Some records

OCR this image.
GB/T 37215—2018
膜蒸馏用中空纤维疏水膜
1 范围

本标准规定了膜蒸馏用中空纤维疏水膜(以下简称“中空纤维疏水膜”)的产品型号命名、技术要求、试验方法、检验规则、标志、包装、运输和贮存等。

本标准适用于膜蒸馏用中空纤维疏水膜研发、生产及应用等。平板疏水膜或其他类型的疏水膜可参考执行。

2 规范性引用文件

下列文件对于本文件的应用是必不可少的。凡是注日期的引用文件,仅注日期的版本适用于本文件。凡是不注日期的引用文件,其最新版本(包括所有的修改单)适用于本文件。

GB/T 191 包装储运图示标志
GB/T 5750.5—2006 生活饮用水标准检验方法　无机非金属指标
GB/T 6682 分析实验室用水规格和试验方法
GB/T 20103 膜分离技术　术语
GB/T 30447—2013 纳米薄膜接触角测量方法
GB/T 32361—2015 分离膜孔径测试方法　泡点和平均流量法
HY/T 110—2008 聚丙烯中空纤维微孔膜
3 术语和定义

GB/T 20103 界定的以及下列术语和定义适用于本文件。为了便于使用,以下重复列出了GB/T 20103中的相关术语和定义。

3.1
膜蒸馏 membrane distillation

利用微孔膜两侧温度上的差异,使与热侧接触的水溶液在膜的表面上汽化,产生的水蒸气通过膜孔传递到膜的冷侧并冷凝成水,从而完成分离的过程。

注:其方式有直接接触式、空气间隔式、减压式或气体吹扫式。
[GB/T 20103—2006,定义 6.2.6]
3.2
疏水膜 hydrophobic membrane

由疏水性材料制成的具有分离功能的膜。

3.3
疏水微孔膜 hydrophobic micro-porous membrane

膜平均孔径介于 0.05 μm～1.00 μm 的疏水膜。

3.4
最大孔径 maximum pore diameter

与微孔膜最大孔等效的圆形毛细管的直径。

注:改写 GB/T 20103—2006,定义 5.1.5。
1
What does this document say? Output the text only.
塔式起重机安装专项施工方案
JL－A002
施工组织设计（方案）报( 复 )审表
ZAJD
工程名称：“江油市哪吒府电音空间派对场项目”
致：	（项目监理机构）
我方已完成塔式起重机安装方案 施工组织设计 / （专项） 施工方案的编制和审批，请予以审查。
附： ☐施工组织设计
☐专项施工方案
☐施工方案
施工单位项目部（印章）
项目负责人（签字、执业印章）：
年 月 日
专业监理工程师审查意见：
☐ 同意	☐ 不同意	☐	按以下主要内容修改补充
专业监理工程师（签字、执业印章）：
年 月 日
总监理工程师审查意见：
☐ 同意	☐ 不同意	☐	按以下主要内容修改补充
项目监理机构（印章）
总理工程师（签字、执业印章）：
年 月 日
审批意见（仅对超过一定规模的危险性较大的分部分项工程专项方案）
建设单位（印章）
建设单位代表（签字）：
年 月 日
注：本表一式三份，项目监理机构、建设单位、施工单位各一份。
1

**Work to be completed**
Copy down the whole of the data above, matching it exactly.

**Right answer**
OCR this image.
GB/T 37215—2018
膜蒸馏用中空纤维疏水膜
1 范围

本标准规定了膜蒸馏用中空纤维疏水膜(以下简称“中空纤维疏水膜”)的产品型号命名、技术要求、试验方法、检验规则、标志、包装、运输和贮存等。

本标准适用于膜蒸馏用中空纤维疏水膜研发、生产及应用等。平板疏水膜或其他类型的疏水膜可参考执行。

2 规范性引用文件

下列文件对于本文件的应用是必不可少的。凡是注日期的引用文件,仅注日期的版本适用于本文件。凡是不注日期的引用文件,其最新版本(包括所有的修改单)适用于本文件。

GB/T 191 包装储运图示标志
GB/T 5750.5—2006 生活饮用水标准检验方法　无机非金属指标
GB/T 6682 分析实验室用水规格和试验方法
GB/T 20103 膜分离技术　术语
GB/T 30447—2013 纳米薄膜接触角测量方法
GB/T 32361—2015 分离膜孔径测试方法　泡点和平均流量法
HY/T 110—2008 聚丙烯中空纤维微孔膜
3 术语和定义

GB/T 20103 界定的以及下列术语和定义适用于本文件。为了便于使用,以下重复列出了GB/T 20103中的相关术语和定义。

3.1
膜蒸馏 membrane distillation

利用微孔膜两侧温度上的差异,使与热侧接触的水溶液在膜的表面上汽化,产生的水蒸气通过膜孔传递到膜的冷侧并冷凝成水,从而完成分离的过程。

注:其方式有直接接触式、空气间隔式、减压式或气体吹扫式。
[GB/T 20103—2006,定义 6.2.6]
3.2
疏水膜 hydrophobic membrane

由疏水性材料制成的具有分离功能的膜。

3.3
疏水微孔膜 hydrophobic micro-porous membrane

膜平均孔径介于 0.05 μm～1.00 μm 的疏水膜。

3.4
最大孔径 maximum pore diameter

与微孔膜最大孔等效的圆形毛细管的直径。

注:改写 GB/T 20103—2006,定义 5.1.5。
1
What does this document say? Output the text only.
塔式起重机安装专项施工方案
JL－A002
施工组织设计（方案）报( 复 )审表
ZAJD
工程名称：“江油市哪吒府电音空间派对场项目”
致：	（项目监理机构）
我方已完成塔式起重机安装方案 施工组织设计 / （专项） 施工方案的编制和审批，请予以审查。
附： ☐施工组织设计
☐专项施工方案
☐施工方案
施工单位项目部（印章）
项目负责人（签字、执业印章）：
年 月 日
专业监理工程师审查意见：
☐ 同意	☐ 不同意	☐	按以下主要内容修改补充
专业监理工程师（签字、执业印章）：
年 月 日
总监理工程师审查意见：
☐ 同意	☐ 不同意	☐	按以下主要内容修改补充
项目监理机构（印章）
总理工程师（签字、执业印章）：
年 月 日
审批意见（仅对超过一定规模的危险性较大的分部分项工程专项方案）
建设单位（印章）
建设单位代表（签字）：
年 月 日
注：本表一式三份，项目监理机构、建设单位、施工单位各一份。
1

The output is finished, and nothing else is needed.